= WRITTEN INSTRUCTION =
Show all lines holding "screenshot".

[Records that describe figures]

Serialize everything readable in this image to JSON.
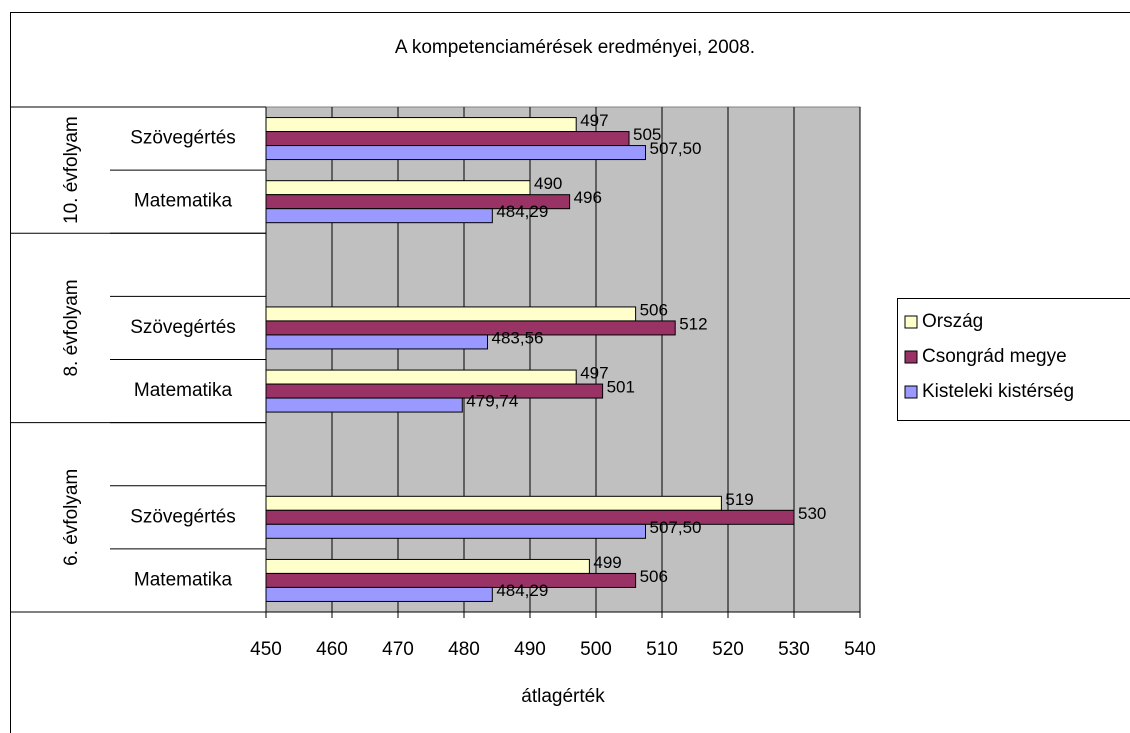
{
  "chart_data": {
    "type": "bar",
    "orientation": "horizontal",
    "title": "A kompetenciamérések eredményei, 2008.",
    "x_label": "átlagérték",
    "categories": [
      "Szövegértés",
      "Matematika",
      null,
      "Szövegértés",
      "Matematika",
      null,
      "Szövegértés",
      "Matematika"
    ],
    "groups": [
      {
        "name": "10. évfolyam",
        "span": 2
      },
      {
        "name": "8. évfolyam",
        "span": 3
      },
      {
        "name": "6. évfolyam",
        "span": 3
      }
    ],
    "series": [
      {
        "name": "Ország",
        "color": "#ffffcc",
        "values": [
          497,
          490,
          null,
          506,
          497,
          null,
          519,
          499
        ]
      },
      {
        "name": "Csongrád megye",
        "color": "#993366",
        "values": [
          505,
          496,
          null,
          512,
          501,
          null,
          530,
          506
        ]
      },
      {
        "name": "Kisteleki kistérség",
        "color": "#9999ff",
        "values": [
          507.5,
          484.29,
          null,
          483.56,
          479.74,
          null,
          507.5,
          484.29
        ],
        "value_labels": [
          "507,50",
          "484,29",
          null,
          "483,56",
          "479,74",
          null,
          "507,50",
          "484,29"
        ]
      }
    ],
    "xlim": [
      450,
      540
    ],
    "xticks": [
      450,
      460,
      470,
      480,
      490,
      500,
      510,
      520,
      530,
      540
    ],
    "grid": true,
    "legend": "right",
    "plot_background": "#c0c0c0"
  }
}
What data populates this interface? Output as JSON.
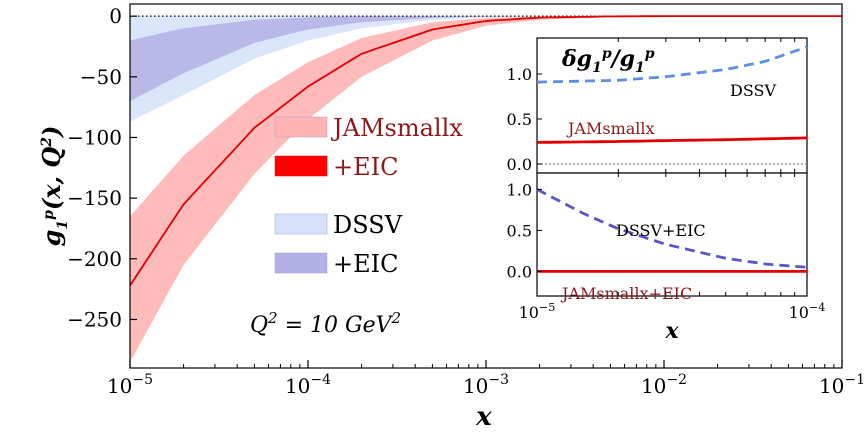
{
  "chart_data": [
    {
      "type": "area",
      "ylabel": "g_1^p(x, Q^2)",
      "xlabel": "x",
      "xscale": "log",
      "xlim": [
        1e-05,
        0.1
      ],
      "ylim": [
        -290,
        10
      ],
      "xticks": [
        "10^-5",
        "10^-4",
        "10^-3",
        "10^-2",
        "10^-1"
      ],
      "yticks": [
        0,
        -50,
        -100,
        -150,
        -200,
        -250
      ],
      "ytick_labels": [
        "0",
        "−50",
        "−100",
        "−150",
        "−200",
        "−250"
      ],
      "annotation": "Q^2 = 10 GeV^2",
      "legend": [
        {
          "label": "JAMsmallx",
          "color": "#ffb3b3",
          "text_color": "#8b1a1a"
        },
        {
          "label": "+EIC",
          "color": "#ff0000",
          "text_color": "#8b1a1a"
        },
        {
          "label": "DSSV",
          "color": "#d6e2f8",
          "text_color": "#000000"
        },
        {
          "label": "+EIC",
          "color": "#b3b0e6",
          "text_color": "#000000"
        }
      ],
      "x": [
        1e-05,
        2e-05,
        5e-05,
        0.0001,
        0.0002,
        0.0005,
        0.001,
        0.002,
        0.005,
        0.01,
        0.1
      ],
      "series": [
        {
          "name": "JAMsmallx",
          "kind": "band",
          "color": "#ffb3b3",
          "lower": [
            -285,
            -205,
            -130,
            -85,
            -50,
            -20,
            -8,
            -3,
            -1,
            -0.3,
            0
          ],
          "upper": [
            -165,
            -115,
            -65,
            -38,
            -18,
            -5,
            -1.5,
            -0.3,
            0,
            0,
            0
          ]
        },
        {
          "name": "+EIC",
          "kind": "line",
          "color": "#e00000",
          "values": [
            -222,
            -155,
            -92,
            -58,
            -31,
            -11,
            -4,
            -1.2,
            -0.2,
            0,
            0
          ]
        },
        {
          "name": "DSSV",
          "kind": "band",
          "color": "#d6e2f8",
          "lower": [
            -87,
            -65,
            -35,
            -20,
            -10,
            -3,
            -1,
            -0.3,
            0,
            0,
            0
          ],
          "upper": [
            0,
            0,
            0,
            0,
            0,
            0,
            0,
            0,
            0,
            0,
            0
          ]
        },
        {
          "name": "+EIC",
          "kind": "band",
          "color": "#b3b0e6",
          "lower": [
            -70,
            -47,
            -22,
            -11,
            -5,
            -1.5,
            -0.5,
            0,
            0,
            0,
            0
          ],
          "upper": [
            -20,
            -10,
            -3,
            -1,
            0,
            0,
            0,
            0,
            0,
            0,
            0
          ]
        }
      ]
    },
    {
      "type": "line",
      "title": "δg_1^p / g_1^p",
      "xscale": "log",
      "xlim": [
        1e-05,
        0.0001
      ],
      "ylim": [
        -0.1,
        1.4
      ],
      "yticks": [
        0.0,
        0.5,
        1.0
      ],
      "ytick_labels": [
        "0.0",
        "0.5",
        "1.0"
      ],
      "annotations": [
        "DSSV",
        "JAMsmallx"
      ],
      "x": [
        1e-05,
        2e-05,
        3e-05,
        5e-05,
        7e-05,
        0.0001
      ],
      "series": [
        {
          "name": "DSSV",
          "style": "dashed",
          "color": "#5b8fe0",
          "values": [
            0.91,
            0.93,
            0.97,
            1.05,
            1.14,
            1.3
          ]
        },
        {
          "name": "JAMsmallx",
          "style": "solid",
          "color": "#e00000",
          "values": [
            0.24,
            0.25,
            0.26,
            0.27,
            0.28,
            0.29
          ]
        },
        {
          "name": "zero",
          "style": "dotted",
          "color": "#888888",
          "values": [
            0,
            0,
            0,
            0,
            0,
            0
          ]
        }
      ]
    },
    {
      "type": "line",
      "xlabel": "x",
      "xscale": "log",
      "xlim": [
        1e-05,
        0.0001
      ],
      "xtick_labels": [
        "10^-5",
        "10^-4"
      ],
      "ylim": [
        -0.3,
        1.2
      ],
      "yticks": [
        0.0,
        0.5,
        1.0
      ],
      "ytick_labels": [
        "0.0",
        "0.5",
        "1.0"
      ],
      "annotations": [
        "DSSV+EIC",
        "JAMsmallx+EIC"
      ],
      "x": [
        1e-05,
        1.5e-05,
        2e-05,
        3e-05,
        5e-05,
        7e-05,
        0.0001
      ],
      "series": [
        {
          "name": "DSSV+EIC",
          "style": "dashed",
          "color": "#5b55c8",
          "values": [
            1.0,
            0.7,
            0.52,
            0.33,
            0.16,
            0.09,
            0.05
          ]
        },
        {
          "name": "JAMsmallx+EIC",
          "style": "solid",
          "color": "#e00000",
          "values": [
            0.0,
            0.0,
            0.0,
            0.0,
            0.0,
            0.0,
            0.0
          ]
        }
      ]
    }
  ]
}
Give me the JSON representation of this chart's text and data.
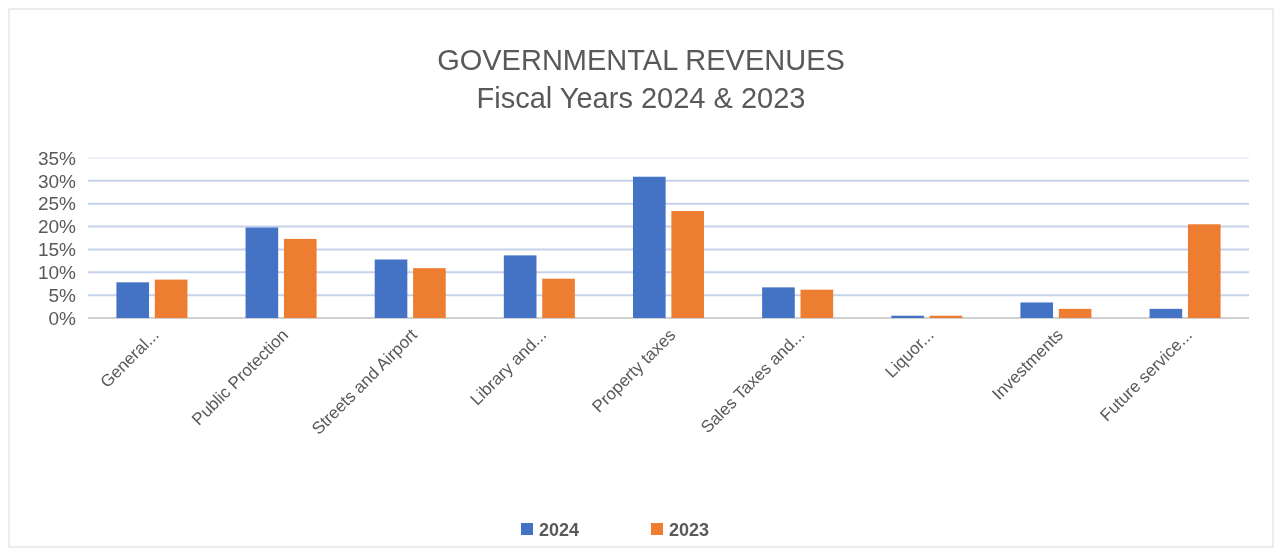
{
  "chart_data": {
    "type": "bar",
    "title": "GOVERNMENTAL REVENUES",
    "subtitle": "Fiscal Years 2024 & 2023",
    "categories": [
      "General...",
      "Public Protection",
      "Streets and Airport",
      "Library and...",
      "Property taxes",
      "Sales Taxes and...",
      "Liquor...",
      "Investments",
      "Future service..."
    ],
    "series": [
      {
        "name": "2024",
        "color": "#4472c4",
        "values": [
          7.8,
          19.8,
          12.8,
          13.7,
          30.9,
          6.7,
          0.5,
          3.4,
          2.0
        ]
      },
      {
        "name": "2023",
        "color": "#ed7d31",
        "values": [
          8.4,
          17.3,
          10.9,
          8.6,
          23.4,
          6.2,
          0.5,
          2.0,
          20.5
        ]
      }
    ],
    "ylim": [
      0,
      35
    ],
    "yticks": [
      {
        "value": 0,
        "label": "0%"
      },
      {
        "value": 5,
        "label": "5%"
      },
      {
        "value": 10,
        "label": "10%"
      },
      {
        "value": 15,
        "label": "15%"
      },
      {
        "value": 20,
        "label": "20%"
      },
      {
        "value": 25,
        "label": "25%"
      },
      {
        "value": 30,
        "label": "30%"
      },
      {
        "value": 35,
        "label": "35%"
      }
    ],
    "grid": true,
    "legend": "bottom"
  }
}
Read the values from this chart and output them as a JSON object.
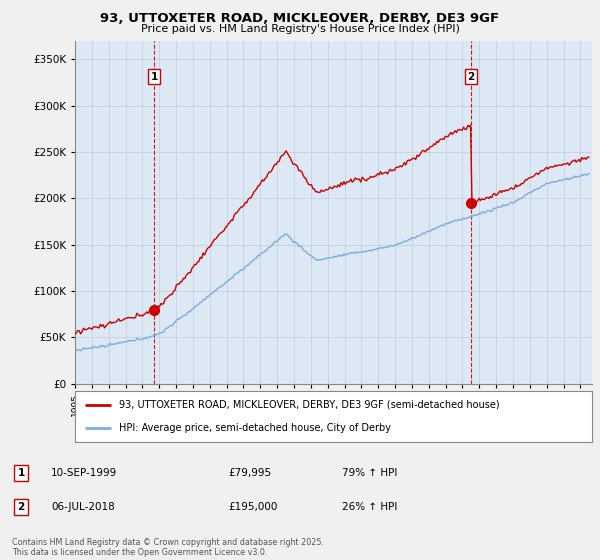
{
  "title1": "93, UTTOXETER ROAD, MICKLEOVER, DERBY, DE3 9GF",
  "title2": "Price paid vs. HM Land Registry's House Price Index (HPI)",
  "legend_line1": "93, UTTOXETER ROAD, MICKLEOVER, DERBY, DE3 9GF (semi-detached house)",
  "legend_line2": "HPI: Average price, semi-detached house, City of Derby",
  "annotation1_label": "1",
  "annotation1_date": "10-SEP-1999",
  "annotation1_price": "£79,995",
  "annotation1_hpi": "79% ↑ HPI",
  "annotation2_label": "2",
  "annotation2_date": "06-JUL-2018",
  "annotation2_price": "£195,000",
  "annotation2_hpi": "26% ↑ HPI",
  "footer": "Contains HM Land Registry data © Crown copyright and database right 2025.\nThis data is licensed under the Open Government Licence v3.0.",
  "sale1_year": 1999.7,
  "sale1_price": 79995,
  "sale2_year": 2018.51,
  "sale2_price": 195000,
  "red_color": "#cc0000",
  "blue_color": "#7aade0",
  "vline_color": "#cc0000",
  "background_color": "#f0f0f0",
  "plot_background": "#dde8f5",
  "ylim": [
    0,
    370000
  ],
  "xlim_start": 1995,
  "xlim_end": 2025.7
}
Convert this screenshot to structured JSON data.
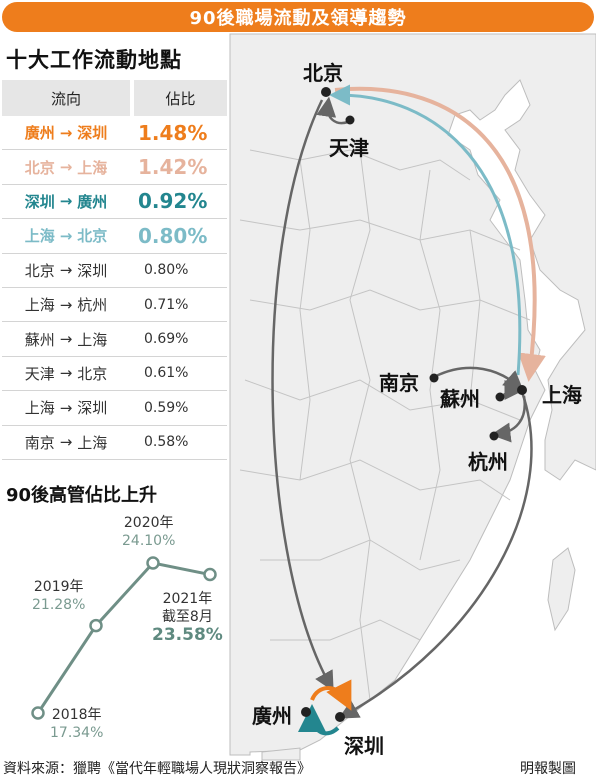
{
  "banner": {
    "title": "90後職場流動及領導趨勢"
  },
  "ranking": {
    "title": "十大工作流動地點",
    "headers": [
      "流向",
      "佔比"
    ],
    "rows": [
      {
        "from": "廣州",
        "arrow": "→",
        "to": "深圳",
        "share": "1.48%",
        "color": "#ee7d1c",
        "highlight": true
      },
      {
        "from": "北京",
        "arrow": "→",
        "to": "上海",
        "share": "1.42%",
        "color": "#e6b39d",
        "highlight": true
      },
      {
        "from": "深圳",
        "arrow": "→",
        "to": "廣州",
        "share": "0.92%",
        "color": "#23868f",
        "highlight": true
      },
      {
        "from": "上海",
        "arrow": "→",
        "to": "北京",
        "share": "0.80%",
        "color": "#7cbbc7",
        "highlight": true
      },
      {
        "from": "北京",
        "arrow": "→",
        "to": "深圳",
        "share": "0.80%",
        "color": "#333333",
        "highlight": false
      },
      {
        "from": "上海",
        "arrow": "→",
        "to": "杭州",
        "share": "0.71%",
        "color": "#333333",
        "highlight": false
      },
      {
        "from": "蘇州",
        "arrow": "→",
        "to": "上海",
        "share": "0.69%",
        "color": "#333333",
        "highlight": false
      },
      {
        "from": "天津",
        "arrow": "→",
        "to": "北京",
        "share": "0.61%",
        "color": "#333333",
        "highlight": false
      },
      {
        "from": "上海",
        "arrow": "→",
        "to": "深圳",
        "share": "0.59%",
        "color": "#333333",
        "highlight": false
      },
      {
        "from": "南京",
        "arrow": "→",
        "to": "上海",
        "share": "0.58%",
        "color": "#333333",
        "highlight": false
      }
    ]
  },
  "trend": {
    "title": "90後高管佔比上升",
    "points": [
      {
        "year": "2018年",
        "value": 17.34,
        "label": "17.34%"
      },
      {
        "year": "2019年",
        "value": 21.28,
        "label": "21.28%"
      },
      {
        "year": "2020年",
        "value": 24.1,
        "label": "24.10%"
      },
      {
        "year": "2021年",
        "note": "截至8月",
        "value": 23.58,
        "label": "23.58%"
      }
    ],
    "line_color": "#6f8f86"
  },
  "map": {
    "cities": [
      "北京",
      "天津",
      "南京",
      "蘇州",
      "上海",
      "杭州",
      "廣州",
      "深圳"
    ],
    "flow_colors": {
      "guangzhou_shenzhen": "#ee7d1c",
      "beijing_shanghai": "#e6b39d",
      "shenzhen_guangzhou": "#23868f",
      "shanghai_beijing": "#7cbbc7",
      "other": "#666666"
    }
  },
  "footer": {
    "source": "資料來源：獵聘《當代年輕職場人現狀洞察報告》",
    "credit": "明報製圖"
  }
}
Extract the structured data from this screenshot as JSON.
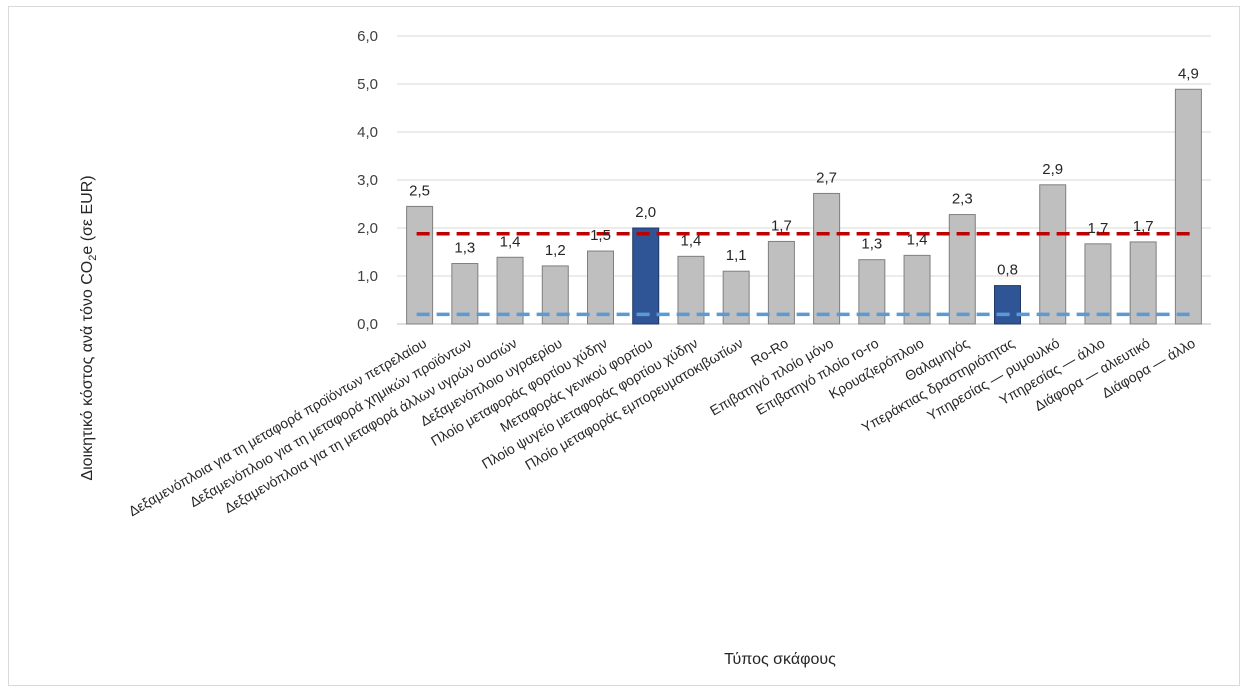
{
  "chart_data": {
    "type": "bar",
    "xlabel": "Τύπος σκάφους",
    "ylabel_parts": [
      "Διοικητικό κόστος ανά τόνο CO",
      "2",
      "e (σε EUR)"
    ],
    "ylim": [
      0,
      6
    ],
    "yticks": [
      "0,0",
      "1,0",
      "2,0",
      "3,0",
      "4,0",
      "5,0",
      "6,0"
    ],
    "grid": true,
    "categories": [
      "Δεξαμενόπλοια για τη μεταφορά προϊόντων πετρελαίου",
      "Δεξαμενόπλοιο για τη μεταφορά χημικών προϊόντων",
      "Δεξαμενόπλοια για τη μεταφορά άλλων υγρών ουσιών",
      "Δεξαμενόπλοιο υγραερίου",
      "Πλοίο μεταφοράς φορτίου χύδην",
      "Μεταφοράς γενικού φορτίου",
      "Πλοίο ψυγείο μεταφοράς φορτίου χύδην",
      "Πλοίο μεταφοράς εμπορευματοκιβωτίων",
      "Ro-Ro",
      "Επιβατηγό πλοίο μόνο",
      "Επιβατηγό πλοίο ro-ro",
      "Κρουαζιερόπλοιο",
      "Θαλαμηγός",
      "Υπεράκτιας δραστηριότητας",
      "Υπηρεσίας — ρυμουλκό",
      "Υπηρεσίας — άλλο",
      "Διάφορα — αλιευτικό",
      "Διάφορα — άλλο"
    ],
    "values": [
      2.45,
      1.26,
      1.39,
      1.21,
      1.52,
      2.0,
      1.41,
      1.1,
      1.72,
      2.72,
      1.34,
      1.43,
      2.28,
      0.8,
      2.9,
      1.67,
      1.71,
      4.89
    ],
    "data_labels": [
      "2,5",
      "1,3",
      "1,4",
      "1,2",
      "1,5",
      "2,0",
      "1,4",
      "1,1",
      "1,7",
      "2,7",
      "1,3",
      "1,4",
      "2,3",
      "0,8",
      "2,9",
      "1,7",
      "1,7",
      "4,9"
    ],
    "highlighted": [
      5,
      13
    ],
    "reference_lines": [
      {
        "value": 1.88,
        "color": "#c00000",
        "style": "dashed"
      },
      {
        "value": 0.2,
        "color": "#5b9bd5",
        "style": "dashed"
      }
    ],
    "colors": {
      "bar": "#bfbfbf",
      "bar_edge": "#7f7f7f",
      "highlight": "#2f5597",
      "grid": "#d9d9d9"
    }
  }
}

= FINAL RESULT =
Convert this screenshot to structured JSON data.
Extract the structured data from this screenshot as JSON.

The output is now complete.